Required task ▸ Write the records out again, keeping each line exactly as it is.

##########

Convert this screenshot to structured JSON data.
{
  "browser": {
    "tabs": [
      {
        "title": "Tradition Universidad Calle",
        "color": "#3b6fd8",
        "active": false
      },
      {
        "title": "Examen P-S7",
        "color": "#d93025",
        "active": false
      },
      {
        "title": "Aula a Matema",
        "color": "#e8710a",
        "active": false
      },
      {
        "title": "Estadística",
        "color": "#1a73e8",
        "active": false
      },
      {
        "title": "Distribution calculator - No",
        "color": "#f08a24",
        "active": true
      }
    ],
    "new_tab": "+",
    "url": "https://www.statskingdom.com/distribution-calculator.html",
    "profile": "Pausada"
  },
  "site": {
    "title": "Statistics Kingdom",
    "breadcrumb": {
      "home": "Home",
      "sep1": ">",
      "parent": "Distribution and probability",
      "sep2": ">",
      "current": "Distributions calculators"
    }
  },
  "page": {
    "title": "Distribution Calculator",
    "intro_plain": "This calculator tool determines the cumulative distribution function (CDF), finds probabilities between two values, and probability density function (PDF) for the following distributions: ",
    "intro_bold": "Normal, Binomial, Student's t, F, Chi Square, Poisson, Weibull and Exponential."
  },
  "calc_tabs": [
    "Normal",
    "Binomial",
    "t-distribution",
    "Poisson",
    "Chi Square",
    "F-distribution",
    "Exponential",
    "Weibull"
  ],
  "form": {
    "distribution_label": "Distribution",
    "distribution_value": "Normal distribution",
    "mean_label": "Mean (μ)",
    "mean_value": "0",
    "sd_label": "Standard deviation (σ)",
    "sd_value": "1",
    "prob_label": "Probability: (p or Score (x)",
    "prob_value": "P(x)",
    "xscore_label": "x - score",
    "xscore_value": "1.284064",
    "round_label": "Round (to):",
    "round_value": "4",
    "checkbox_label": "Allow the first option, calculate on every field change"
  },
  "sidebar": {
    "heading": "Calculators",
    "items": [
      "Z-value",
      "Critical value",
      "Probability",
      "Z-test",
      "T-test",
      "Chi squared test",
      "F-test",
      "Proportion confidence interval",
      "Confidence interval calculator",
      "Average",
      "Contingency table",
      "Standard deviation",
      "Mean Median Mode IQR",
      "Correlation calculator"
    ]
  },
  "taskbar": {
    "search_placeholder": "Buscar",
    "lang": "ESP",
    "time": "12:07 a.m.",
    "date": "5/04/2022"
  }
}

##########

Exercise response ▸
Convert this screenshot to structured JSON data.
{
  "browser": {
    "tabs": [
      {
        "title": "Tradition Universidad Calle",
        "color": "#3b6fd8",
        "active": false
      },
      {
        "title": "Examen P-S7",
        "color": "#d93025",
        "active": false
      },
      {
        "title": "Aula a Matema",
        "color": "#e8710a",
        "active": false
      },
      {
        "title": "Estadística",
        "color": "#1a73e8",
        "active": false
      },
      {
        "title": "Distribution calculator - No",
        "color": "#f08a24",
        "active": true
      }
    ],
    "new_tab": "+",
    "url": "https://www.statskingdom.com/distribution-calculator.html",
    "profile": "Pausada"
  },
  "site": {
    "title": "Statistics Kingdom",
    "breadcrumb": {
      "home": "Home",
      "sep1": ">",
      "parent": "Distribution and probability",
      "sep2": ">",
      "current": "Distributions calculators"
    }
  },
  "page": {
    "title": "Distribution Calculator",
    "intro_plain": "This calculator tool determines the cumulative distribution function (CDF), finds probabilities between two values, and probability density function (PDF) for the following distributions: ",
    "intro_bold": "Normal, Binomial, Student's t, F, Chi Square, Poisson, Weibull and Exponential."
  },
  "calc_tabs": [
    "Normal",
    "Binomial",
    "t-distribution",
    "Poisson",
    "Chi Square",
    "F-distribution",
    "Exponential",
    "Weibull"
  ],
  "form": {
    "distribution_label": "Distribution",
    "distribution_value": "Normal distribution",
    "mean_label": "Mean (μ)",
    "mean_value": "0",
    "sd_label": "Standard deviation (σ)",
    "sd_value": "1",
    "prob_label": "Probability: (p or Score (x)",
    "prob_value": "P(x)",
    "xscore_label": "x - score",
    "xscore_value": "1.284064",
    "round_label": "Round (to):",
    "round_value": "4",
    "checkbox_label": "Allow the first option, calculate on every field change"
  },
  "sidebar": {
    "heading": "Calculators",
    "items": [
      "Z-value",
      "Critical value",
      "Probability",
      "Z-test",
      "T-test",
      "Chi squared test",
      "F-test",
      "Proportion confidence interval",
      "Confidence interval calculator",
      "Average",
      "Contingency table",
      "Standard deviation",
      "Mean Median Mode IQR",
      "Correlation calculator"
    ]
  },
  "taskbar": {
    "search_placeholder": "Buscar",
    "lang": "ESP",
    "time": "12:07 a.m.",
    "date": "5/04/2022"
  }
}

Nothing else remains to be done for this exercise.